ZITIERTER TEXT -
Jugend im Knast

In Jugendgefängnissen herrscht eine brutale Hierarchie – daran hat sich seit dem Foltermord von Siegburg wenig geändert.

 

Anja Albert hat in der Kölner JVA einen Einblick in den ­Alltag der Inhaftierten bekommen

Einige wenige hängen grölend am Gitter. Ihren Kopf drücken sie gegen die Eisen­stan­gen, ihre Finger verkrampfen sich im feinmaschigen Drahtgespann, das die Fenster zusätzlich von außen abriegelt. Es sind die Neuen in der Justizvollzugsanstalt Köln-Ossendorf. Zwei Vollzugsbeamte stehen im Hof und schauen gleichgültig in die entgegengesetzte Richtung, zu den fünf Meter hohen Mauern und dem Nato-Stacheldraht. »Hier haut keiner ab. Keine Chance. Das ist ein Hochsicherheits­gefängnis«, sagt ein Beamter. Das klingt irgendwie auch ein bisschen stolz.

ANGEZEIGTE EINTRÄGE -
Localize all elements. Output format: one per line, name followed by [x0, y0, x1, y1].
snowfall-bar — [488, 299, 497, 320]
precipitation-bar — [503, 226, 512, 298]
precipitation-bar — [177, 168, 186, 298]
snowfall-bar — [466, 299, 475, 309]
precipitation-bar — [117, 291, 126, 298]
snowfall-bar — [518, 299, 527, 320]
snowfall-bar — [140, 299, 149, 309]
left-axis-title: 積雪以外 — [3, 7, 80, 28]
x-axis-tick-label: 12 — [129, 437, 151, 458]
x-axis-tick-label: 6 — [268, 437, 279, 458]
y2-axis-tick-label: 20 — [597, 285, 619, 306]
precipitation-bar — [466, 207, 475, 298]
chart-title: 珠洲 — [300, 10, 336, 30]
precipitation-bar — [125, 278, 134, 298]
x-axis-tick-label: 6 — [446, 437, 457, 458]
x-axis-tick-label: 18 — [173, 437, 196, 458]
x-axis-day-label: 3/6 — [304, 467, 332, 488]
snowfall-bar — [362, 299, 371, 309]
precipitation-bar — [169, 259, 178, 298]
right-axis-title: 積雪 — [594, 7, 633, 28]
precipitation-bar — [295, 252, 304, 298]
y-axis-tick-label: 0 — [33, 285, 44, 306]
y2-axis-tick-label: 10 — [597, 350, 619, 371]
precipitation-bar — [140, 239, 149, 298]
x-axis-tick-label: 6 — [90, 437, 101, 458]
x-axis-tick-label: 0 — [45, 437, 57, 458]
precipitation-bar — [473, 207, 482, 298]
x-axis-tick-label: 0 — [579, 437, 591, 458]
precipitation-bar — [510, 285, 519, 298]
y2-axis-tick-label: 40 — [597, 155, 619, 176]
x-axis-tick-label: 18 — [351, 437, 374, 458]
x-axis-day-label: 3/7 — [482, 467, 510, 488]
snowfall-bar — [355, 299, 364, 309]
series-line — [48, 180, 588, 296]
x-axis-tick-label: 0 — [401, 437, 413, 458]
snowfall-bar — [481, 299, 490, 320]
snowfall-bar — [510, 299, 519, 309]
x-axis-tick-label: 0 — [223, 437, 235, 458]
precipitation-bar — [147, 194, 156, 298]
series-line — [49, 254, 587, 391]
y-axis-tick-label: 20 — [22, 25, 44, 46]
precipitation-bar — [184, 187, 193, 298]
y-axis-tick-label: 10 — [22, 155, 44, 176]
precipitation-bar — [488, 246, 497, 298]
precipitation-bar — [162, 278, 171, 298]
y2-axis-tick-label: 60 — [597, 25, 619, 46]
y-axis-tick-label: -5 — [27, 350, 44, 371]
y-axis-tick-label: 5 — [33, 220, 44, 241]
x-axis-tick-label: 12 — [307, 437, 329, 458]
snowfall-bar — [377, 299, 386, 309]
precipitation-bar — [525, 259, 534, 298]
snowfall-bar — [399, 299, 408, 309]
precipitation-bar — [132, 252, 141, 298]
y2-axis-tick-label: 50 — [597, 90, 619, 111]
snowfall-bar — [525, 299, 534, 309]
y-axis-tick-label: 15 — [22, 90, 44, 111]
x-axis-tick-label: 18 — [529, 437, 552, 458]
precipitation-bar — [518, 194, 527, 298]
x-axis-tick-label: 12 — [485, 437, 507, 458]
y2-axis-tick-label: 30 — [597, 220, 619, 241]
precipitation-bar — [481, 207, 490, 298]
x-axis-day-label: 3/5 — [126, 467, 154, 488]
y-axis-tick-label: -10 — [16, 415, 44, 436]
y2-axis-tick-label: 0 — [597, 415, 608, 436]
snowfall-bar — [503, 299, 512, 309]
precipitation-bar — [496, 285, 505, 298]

ZU ERLEDIGEN -
A – Kannst du den Absatz im Text über Jugend im Knast, der mit „Einige wenige hängen grölend am Gitter“ beginnt, knapper fassen und dabei seine wesentlichen Fakten beibehalten?
B – Kannst du die Auflistung von ihrer ersten Zeile bis einschließlich der Zeile mit „snowfall-bar — [510, 299, 519, 309]“ wortgetreu wiedergeben?
Der Text über Jugend im Knast und die Auflistung sind voneinander unabhängiges Material.

ENDGÜLTIGE ANTWORTEN -
A – Einige Neuzugänge der Justizvollzugsanstalt Köln-Ossendorf hängen grölend an den vergitterten, außen zusätzlich mit feinem Draht gesicherten Fenstern. Zwei Vollzugsbeamte im Hof schauen gleichgültig in die andere Richtung, zu den fünf Meter hohen Mauern mit Nato-Stacheldraht. Ein Beamter sagt mit etwas Stolz, dass aus diesem Hochsicherheitsgefängnis niemand entkomme.

B –
Localize all elements. Output format: one per line, name followed by [x0, y0, x1, y1].
snowfall-bar — [488, 299, 497, 320]
precipitation-bar — [503, 226, 512, 298]
precipitation-bar — [177, 168, 186, 298]
snowfall-bar — [466, 299, 475, 309]
precipitation-bar — [117, 291, 126, 298]
snowfall-bar — [518, 299, 527, 320]
snowfall-bar — [140, 299, 149, 309]
left-axis-title: 積雪以外 — [3, 7, 80, 28]
x-axis-tick-label: 12 — [129, 437, 151, 458]
x-axis-tick-label: 6 — [268, 437, 279, 458]
y2-axis-tick-label: 20 — [597, 285, 619, 306]
precipitation-bar — [466, 207, 475, 298]
chart-title: 珠洲 — [300, 10, 336, 30]
precipitation-bar — [125, 278, 134, 298]
x-axis-tick-label: 6 — [446, 437, 457, 458]
x-axis-tick-label: 18 — [173, 437, 196, 458]
x-axis-day-label: 3/6 — [304, 467, 332, 488]
snowfall-bar — [362, 299, 371, 309]
precipitation-bar — [169, 259, 178, 298]
right-axis-title: 積雪 — [594, 7, 633, 28]
precipitation-bar — [295, 252, 304, 298]
y-axis-tick-label: 0 — [33, 285, 44, 306]
y2-axis-tick-label: 10 — [597, 350, 619, 371]
precipitation-bar — [140, 239, 149, 298]
x-axis-tick-label: 6 — [90, 437, 101, 458]
x-axis-tick-label: 0 — [45, 437, 57, 458]
precipitation-bar — [473, 207, 482, 298]
x-axis-tick-label: 0 — [579, 437, 591, 458]
precipitation-bar — [510, 285, 519, 298]
y2-axis-tick-label: 40 — [597, 155, 619, 176]
x-axis-tick-label: 18 — [351, 437, 374, 458]
x-axis-day-label: 3/7 — [482, 467, 510, 488]
snowfall-bar — [355, 299, 364, 309]
series-line — [48, 180, 588, 296]
x-axis-tick-label: 0 — [401, 437, 413, 458]
snowfall-bar — [481, 299, 490, 320]
snowfall-bar — [510, 299, 519, 309]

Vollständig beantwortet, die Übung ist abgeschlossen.